What is expected. Quote all lines below exactly. Images stay out.

Dataset excerpt:
╭──
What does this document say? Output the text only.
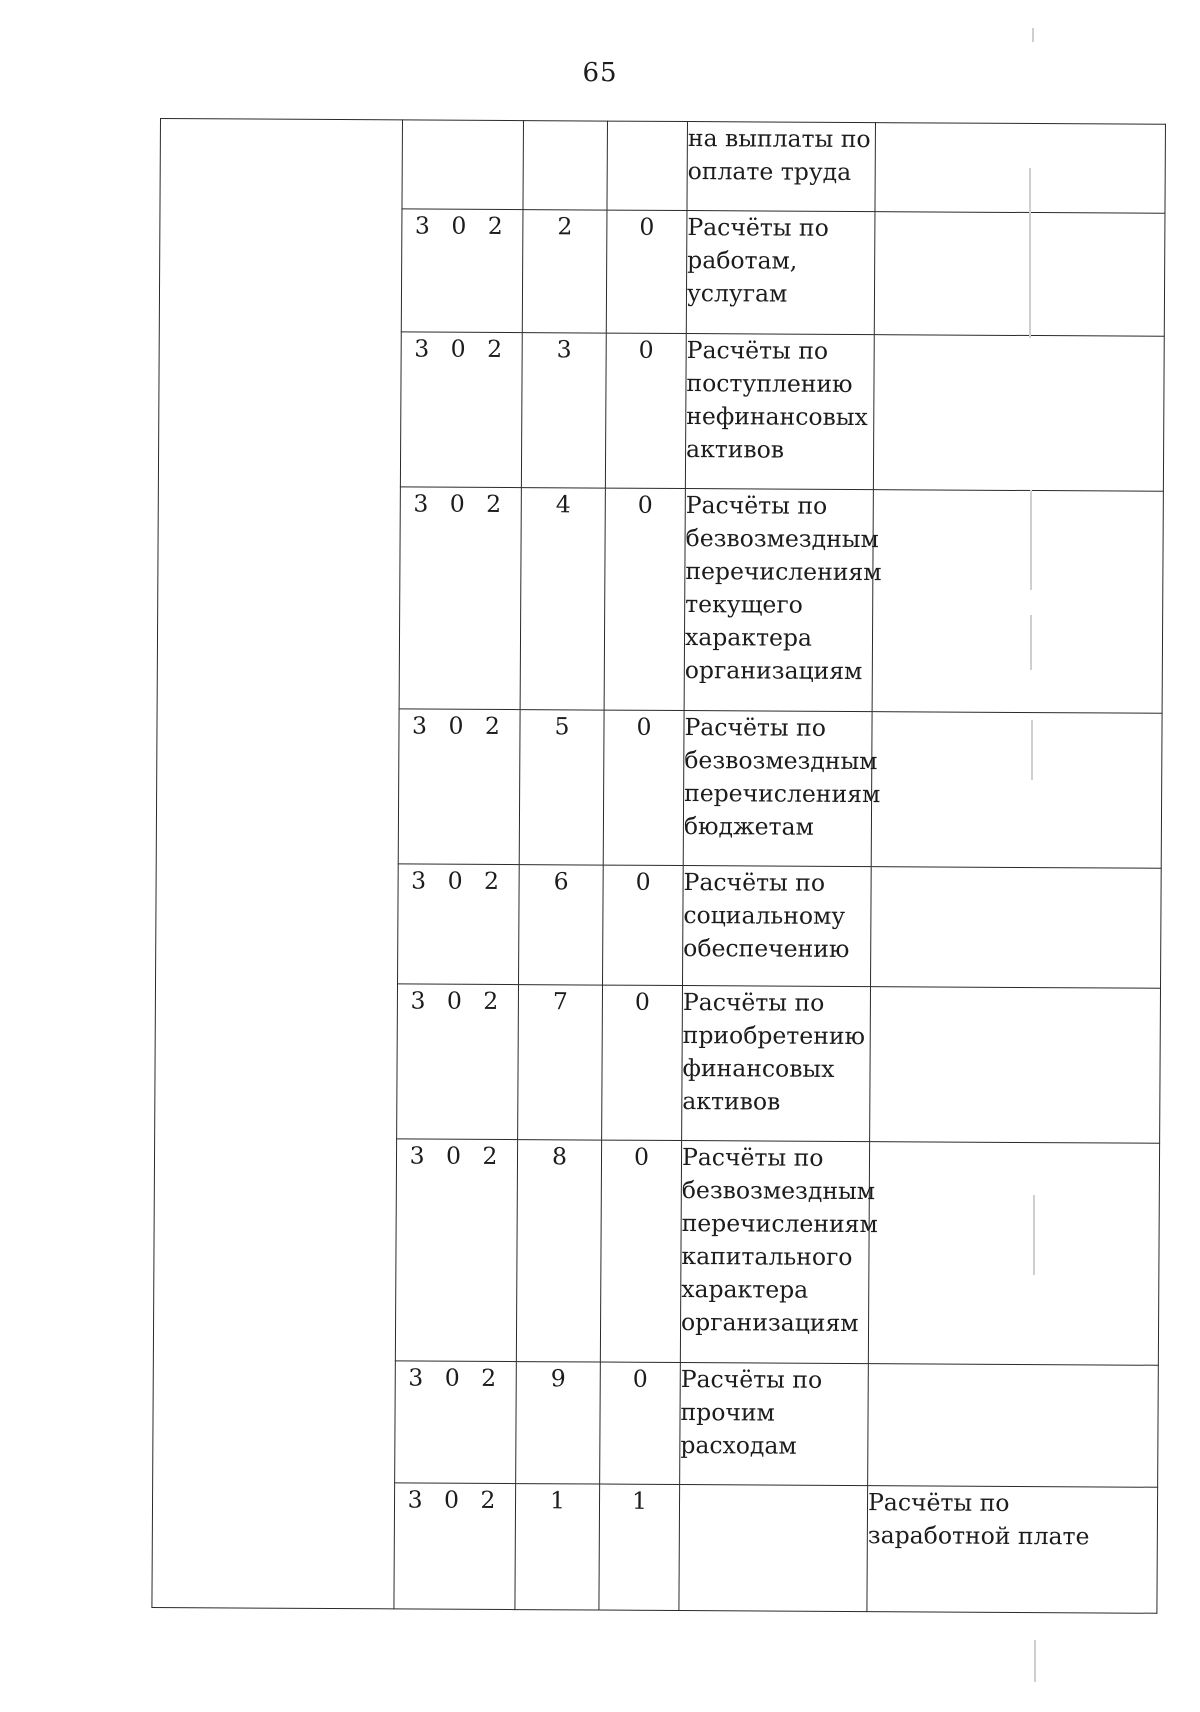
65
				на выплаты по оплате труда	
	3 0 2	2	0	Расчёты по работам, услугам	
	3 0 2	3	0	Расчёты по поступлению нефинансовых активов	
	3 0 2	4	0	Расчёты по безвозмездным перечислениям текущего характера организациям	
	3 0 2	5	0	Расчёты по безвозмездным перечислениям бюджетам	
	3 0 2	6	0	Расчёты по социальному обеспечению	
	3 0 2	7	0	Расчёты по приобретению финансовых активов	
	3 0 2	8	0	Расчёты по безвозмездным перечислениям капитального характера организациям	
	3 0 2	9	0	Расчёты по прочим расходам	
	3 0 2	1	1		Расчёты по заработной плате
╰──
In response.
What does this document say? Output the text only.
65
				на выплаты по оплате труда	
	3 0 2	2	0	Расчёты по работам, услугам	
	3 0 2	3	0	Расчёты по поступлению нефинансовых активов	
	3 0 2	4	0	Расчёты по безвозмездным перечислениям текущего характера организациям	
	3 0 2	5	0	Расчёты по безвозмездным перечислениям бюджетам	
	3 0 2	6	0	Расчёты по социальному обеспечению	
	3 0 2	7	0	Расчёты по приобретению финансовых активов	
	3 0 2	8	0	Расчёты по безвозмездным перечислениям капитального характера организациям	
	3 0 2	9	0	Расчёты по прочим расходам	
	3 0 2	1	1		Расчёты по заработной плате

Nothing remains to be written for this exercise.